Restate, word for word, all of the material shown below.

════════════════════

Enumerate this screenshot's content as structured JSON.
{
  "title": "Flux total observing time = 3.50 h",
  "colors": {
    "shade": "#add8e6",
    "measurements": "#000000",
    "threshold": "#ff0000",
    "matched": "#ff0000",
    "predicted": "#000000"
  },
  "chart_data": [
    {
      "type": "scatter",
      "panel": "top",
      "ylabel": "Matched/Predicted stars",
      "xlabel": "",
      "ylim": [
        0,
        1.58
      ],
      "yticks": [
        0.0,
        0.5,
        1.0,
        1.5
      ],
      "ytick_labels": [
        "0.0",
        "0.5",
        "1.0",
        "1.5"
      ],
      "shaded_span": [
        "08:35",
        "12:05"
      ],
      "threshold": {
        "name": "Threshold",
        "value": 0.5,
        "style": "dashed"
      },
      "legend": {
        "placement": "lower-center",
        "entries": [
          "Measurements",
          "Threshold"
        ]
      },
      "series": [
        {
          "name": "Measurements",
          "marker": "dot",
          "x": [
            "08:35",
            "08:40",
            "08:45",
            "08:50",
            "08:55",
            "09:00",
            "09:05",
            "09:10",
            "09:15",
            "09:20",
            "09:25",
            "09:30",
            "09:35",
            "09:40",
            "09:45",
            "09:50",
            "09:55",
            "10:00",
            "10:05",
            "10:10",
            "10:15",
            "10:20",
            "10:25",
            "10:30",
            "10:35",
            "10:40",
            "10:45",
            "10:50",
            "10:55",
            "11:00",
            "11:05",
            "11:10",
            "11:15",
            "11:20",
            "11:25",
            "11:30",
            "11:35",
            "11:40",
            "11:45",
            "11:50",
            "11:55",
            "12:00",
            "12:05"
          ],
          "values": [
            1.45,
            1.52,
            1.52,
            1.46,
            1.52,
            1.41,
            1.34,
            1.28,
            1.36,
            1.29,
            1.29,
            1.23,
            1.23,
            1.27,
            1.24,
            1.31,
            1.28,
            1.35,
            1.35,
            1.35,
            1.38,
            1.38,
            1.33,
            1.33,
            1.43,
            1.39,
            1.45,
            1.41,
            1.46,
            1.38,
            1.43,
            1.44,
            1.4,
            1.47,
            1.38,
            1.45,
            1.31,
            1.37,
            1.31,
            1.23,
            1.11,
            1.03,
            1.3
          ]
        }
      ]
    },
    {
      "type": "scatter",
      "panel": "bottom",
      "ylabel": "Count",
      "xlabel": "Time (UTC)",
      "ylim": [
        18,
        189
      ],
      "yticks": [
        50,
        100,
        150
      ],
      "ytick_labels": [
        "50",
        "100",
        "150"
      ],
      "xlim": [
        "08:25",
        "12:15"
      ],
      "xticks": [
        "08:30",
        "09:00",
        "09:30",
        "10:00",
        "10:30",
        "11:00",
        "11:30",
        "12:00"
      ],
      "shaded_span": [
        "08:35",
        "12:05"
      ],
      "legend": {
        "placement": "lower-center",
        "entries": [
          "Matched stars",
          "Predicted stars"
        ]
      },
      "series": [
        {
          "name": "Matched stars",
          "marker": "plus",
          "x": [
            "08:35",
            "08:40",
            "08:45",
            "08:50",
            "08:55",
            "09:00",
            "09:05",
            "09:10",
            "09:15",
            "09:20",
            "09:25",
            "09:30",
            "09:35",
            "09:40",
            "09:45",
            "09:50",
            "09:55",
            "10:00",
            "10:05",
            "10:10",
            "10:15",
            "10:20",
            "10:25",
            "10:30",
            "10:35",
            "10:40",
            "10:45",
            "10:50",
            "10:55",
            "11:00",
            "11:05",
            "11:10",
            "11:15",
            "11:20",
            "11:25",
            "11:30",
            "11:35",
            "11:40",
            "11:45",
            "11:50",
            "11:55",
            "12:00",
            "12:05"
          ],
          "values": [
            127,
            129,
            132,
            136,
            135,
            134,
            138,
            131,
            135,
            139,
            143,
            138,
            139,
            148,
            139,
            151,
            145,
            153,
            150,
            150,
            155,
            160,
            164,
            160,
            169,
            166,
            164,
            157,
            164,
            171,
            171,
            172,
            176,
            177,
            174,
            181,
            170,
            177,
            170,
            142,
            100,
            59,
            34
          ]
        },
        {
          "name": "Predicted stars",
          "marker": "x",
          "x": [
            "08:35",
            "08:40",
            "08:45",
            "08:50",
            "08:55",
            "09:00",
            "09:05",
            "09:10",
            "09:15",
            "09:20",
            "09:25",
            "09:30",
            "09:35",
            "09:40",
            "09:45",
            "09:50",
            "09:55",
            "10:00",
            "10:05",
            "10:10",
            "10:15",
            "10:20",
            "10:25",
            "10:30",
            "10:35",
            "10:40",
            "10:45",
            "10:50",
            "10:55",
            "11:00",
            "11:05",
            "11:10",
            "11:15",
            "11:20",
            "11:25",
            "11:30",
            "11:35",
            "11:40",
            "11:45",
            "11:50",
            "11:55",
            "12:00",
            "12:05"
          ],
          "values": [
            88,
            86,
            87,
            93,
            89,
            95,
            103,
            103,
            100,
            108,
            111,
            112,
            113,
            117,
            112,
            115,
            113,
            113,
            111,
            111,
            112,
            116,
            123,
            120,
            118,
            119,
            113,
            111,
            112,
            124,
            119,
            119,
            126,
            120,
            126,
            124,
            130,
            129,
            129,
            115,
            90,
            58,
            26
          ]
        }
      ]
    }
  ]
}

════════════════════

● Answer to this task
Enumerate this screenshot's content as structured JSON.
{
  "title": "Flux total observing time = 3.50 h",
  "colors": {
    "shade": "#add8e6",
    "measurements": "#000000",
    "threshold": "#ff0000",
    "matched": "#ff0000",
    "predicted": "#000000"
  },
  "chart_data": [
    {
      "type": "scatter",
      "panel": "top",
      "ylabel": "Matched/Predicted stars",
      "xlabel": "",
      "ylim": [
        0,
        1.58
      ],
      "yticks": [
        0.0,
        0.5,
        1.0,
        1.5
      ],
      "ytick_labels": [
        "0.0",
        "0.5",
        "1.0",
        "1.5"
      ],
      "shaded_span": [
        "08:35",
        "12:05"
      ],
      "threshold": {
        "name": "Threshold",
        "value": 0.5,
        "style": "dashed"
      },
      "legend": {
        "placement": "lower-center",
        "entries": [
          "Measurements",
          "Threshold"
        ]
      },
      "series": [
        {
          "name": "Measurements",
          "marker": "dot",
          "x": [
            "08:35",
            "08:40",
            "08:45",
            "08:50",
            "08:55",
            "09:00",
            "09:05",
            "09:10",
            "09:15",
            "09:20",
            "09:25",
            "09:30",
            "09:35",
            "09:40",
            "09:45",
            "09:50",
            "09:55",
            "10:00",
            "10:05",
            "10:10",
            "10:15",
            "10:20",
            "10:25",
            "10:30",
            "10:35",
            "10:40",
            "10:45",
            "10:50",
            "10:55",
            "11:00",
            "11:05",
            "11:10",
            "11:15",
            "11:20",
            "11:25",
            "11:30",
            "11:35",
            "11:40",
            "11:45",
            "11:50",
            "11:55",
            "12:00",
            "12:05"
          ],
          "values": [
            1.45,
            1.52,
            1.52,
            1.46,
            1.52,
            1.41,
            1.34,
            1.28,
            1.36,
            1.29,
            1.29,
            1.23,
            1.23,
            1.27,
            1.24,
            1.31,
            1.28,
            1.35,
            1.35,
            1.35,
            1.38,
            1.38,
            1.33,
            1.33,
            1.43,
            1.39,
            1.45,
            1.41,
            1.46,
            1.38,
            1.43,
            1.44,
            1.4,
            1.47,
            1.38,
            1.45,
            1.31,
            1.37,
            1.31,
            1.23,
            1.11,
            1.03,
            1.3
          ]
        }
      ]
    },
    {
      "type": "scatter",
      "panel": "bottom",
      "ylabel": "Count",
      "xlabel": "Time (UTC)",
      "ylim": [
        18,
        189
      ],
      "yticks": [
        50,
        100,
        150
      ],
      "ytick_labels": [
        "50",
        "100",
        "150"
      ],
      "xlim": [
        "08:25",
        "12:15"
      ],
      "xticks": [
        "08:30",
        "09:00",
        "09:30",
        "10:00",
        "10:30",
        "11:00",
        "11:30",
        "12:00"
      ],
      "shaded_span": [
        "08:35",
        "12:05"
      ],
      "legend": {
        "placement": "lower-center",
        "entries": [
          "Matched stars",
          "Predicted stars"
        ]
      },
      "series": [
        {
          "name": "Matched stars",
          "marker": "plus",
          "x": [
            "08:35",
            "08:40",
            "08:45",
            "08:50",
            "08:55",
            "09:00",
            "09:05",
            "09:10",
            "09:15",
            "09:20",
            "09:25",
            "09:30",
            "09:35",
            "09:40",
            "09:45",
            "09:50",
            "09:55",
            "10:00",
            "10:05",
            "10:10",
            "10:15",
            "10:20",
            "10:25",
            "10:30",
            "10:35",
            "10:40",
            "10:45",
            "10:50",
            "10:55",
            "11:00",
            "11:05",
            "11:10",
            "11:15",
            "11:20",
            "11:25",
            "11:30",
            "11:35",
            "11:40",
            "11:45",
            "11:50",
            "11:55",
            "12:00",
            "12:05"
          ],
          "values": [
            127,
            129,
            132,
            136,
            135,
            134,
            138,
            131,
            135,
            139,
            143,
            138,
            139,
            148,
            139,
            151,
            145,
            153,
            150,
            150,
            155,
            160,
            164,
            160,
            169,
            166,
            164,
            157,
            164,
            171,
            171,
            172,
            176,
            177,
            174,
            181,
            170,
            177,
            170,
            142,
            100,
            59,
            34
          ]
        },
        {
          "name": "Predicted stars",
          "marker": "x",
          "x": [
            "08:35",
            "08:40",
            "08:45",
            "08:50",
            "08:55",
            "09:00",
            "09:05",
            "09:10",
            "09:15",
            "09:20",
            "09:25",
            "09:30",
            "09:35",
            "09:40",
            "09:45",
            "09:50",
            "09:55",
            "10:00",
            "10:05",
            "10:10",
            "10:15",
            "10:20",
            "10:25",
            "10:30",
            "10:35",
            "10:40",
            "10:45",
            "10:50",
            "10:55",
            "11:00",
            "11:05",
            "11:10",
            "11:15",
            "11:20",
            "11:25",
            "11:30",
            "11:35",
            "11:40",
            "11:45",
            "11:50",
            "11:55",
            "12:00",
            "12:05"
          ],
          "values": [
            88,
            86,
            87,
            93,
            89,
            95,
            103,
            103,
            100,
            108,
            111,
            112,
            113,
            117,
            112,
            115,
            113,
            113,
            111,
            111,
            112,
            116,
            123,
            120,
            118,
            119,
            113,
            111,
            112,
            124,
            119,
            119,
            126,
            120,
            126,
            124,
            130,
            129,
            129,
            115,
            90,
            58,
            26
          ]
        }
      ]
    }
  ]
}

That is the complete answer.